▸ **Written exercise**: Reproduce the listing word for word. Skip any image.

▸ **Material to process**:
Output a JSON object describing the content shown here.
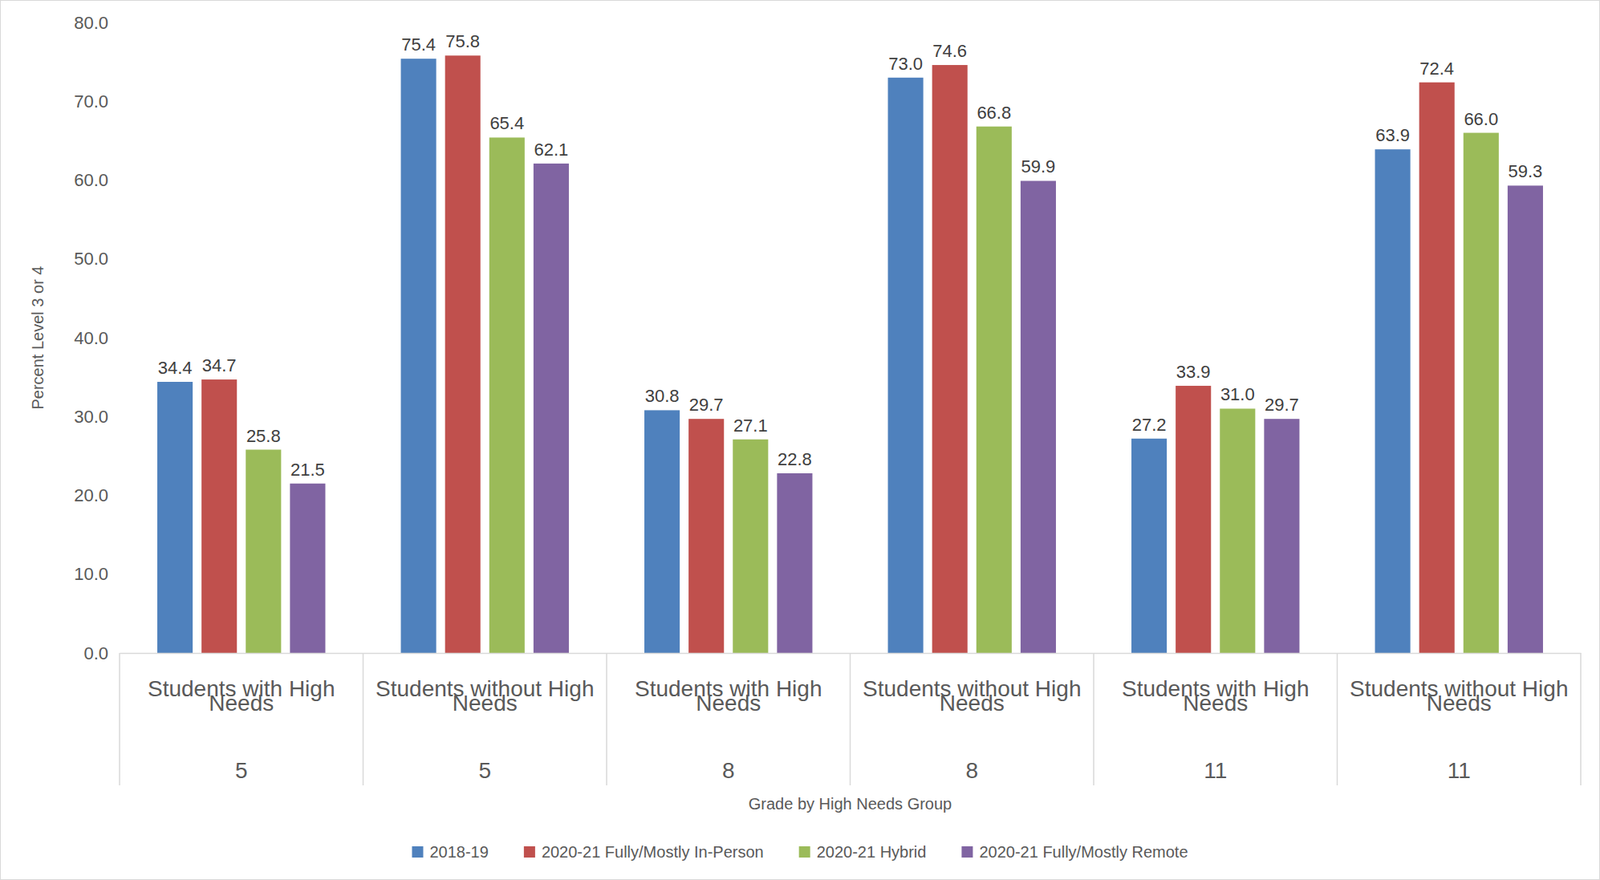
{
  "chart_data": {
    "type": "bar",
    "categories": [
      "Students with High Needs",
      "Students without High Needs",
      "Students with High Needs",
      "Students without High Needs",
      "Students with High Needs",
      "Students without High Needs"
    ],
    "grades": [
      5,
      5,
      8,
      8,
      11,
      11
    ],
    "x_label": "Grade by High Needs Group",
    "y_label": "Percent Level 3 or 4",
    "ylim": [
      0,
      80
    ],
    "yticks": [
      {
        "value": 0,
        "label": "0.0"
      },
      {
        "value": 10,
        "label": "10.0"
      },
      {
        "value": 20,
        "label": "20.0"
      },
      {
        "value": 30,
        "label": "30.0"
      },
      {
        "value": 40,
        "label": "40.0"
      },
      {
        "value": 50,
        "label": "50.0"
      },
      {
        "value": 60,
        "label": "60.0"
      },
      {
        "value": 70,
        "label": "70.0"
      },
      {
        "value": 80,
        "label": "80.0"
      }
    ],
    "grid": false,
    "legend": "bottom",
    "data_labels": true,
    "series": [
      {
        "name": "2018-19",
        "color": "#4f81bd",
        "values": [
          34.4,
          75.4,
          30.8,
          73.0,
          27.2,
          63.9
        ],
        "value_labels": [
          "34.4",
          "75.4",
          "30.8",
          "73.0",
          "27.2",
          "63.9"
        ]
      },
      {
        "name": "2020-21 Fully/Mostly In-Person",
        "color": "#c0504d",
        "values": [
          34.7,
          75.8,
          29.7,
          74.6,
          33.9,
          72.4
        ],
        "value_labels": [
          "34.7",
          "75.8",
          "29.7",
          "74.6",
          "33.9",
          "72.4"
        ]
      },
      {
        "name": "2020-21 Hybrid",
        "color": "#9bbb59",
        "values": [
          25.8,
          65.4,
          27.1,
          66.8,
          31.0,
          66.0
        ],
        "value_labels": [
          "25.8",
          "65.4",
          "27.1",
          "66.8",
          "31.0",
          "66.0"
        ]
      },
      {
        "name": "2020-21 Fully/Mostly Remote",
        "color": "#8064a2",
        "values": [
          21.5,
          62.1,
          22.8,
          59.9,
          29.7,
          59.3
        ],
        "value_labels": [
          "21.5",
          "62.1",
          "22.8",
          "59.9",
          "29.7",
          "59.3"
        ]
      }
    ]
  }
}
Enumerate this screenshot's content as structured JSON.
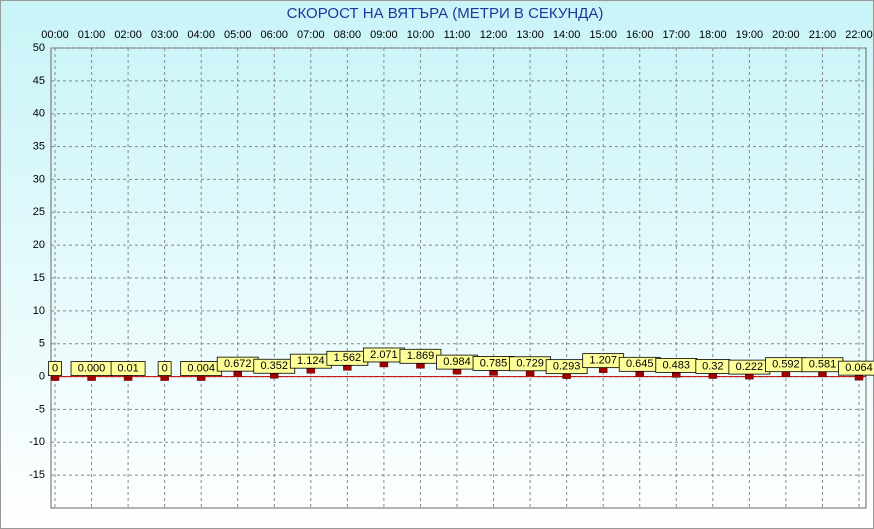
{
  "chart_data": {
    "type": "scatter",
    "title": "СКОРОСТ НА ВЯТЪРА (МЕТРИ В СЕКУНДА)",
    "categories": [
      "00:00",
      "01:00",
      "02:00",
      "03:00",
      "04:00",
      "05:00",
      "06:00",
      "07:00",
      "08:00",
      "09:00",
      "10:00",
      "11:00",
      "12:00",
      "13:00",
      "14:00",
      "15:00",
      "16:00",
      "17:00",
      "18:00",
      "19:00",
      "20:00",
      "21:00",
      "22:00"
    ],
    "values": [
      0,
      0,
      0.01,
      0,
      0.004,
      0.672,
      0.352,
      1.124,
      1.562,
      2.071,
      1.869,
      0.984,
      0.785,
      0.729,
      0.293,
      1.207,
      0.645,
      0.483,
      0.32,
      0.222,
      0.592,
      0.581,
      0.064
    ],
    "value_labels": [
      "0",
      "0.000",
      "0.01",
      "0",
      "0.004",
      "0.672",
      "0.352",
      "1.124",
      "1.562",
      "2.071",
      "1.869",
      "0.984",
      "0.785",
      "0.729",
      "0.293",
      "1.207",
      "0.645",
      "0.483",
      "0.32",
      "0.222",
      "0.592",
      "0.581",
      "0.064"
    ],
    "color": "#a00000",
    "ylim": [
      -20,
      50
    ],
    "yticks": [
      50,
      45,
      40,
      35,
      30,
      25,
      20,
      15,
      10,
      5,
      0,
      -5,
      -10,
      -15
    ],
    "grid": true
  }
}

▸ **Answer to this problem**:
Output a JSON object describing the content shown here.
{
  "chart_data": {
    "type": "bar",
    "categories": [
      "Students with High Needs",
      "Students without High Needs",
      "Students with High Needs",
      "Students without High Needs",
      "Students with High Needs",
      "Students without High Needs"
    ],
    "grades": [
      5,
      5,
      8,
      8,
      11,
      11
    ],
    "x_label": "Grade by High Needs Group",
    "y_label": "Percent Level 3 or 4",
    "ylim": [
      0,
      80
    ],
    "yticks": [
      {
        "value": 0,
        "label": "0.0"
      },
      {
        "value": 10,
        "label": "10.0"
      },
      {
        "value": 20,
        "label": "20.0"
      },
      {
        "value": 30,
        "label": "30.0"
      },
      {
        "value": 40,
        "label": "40.0"
      },
      {
        "value": 50,
        "label": "50.0"
      },
      {
        "value": 60,
        "label": "60.0"
      },
      {
        "value": 70,
        "label": "70.0"
      },
      {
        "value": 80,
        "label": "80.0"
      }
    ],
    "grid": false,
    "legend": "bottom",
    "data_labels": true,
    "series": [
      {
        "name": "2018-19",
        "color": "#4f81bd",
        "values": [
          34.4,
          75.4,
          30.8,
          73.0,
          27.2,
          63.9
        ],
        "value_labels": [
          "34.4",
          "75.4",
          "30.8",
          "73.0",
          "27.2",
          "63.9"
        ]
      },
      {
        "name": "2020-21 Fully/Mostly In-Person",
        "color": "#c0504d",
        "values": [
          34.7,
          75.8,
          29.7,
          74.6,
          33.9,
          72.4
        ],
        "value_labels": [
          "34.7",
          "75.8",
          "29.7",
          "74.6",
          "33.9",
          "72.4"
        ]
      },
      {
        "name": "2020-21 Hybrid",
        "color": "#9bbb59",
        "values": [
          25.8,
          65.4,
          27.1,
          66.8,
          31.0,
          66.0
        ],
        "value_labels": [
          "25.8",
          "65.4",
          "27.1",
          "66.8",
          "31.0",
          "66.0"
        ]
      },
      {
        "name": "2020-21 Fully/Mostly Remote",
        "color": "#8064a2",
        "values": [
          21.5,
          62.1,
          22.8,
          59.9,
          29.7,
          59.3
        ],
        "value_labels": [
          "21.5",
          "62.1",
          "22.8",
          "59.9",
          "29.7",
          "59.3"
        ]
      }
    ]
  }
}
Enumerate this screenshot's content as structured JSON.
{
  "chart_data": {
    "type": "scatter",
    "title": "СКОРОСТ НА ВЯТЪРА (МЕТРИ В СЕКУНДА)",
    "categories": [
      "00:00",
      "01:00",
      "02:00",
      "03:00",
      "04:00",
      "05:00",
      "06:00",
      "07:00",
      "08:00",
      "09:00",
      "10:00",
      "11:00",
      "12:00",
      "13:00",
      "14:00",
      "15:00",
      "16:00",
      "17:00",
      "18:00",
      "19:00",
      "20:00",
      "21:00",
      "22:00"
    ],
    "values": [
      0,
      0,
      0.01,
      0,
      0.004,
      0.672,
      0.352,
      1.124,
      1.562,
      2.071,
      1.869,
      0.984,
      0.785,
      0.729,
      0.293,
      1.207,
      0.645,
      0.483,
      0.32,
      0.222,
      0.592,
      0.581,
      0.064
    ],
    "value_labels": [
      "0",
      "0.000",
      "0.01",
      "0",
      "0.004",
      "0.672",
      "0.352",
      "1.124",
      "1.562",
      "2.071",
      "1.869",
      "0.984",
      "0.785",
      "0.729",
      "0.293",
      "1.207",
      "0.645",
      "0.483",
      "0.32",
      "0.222",
      "0.592",
      "0.581",
      "0.064"
    ],
    "color": "#a00000",
    "ylim": [
      -20,
      50
    ],
    "yticks": [
      50,
      45,
      40,
      35,
      30,
      25,
      20,
      15,
      10,
      5,
      0,
      -5,
      -10,
      -15
    ],
    "grid": true
  }
}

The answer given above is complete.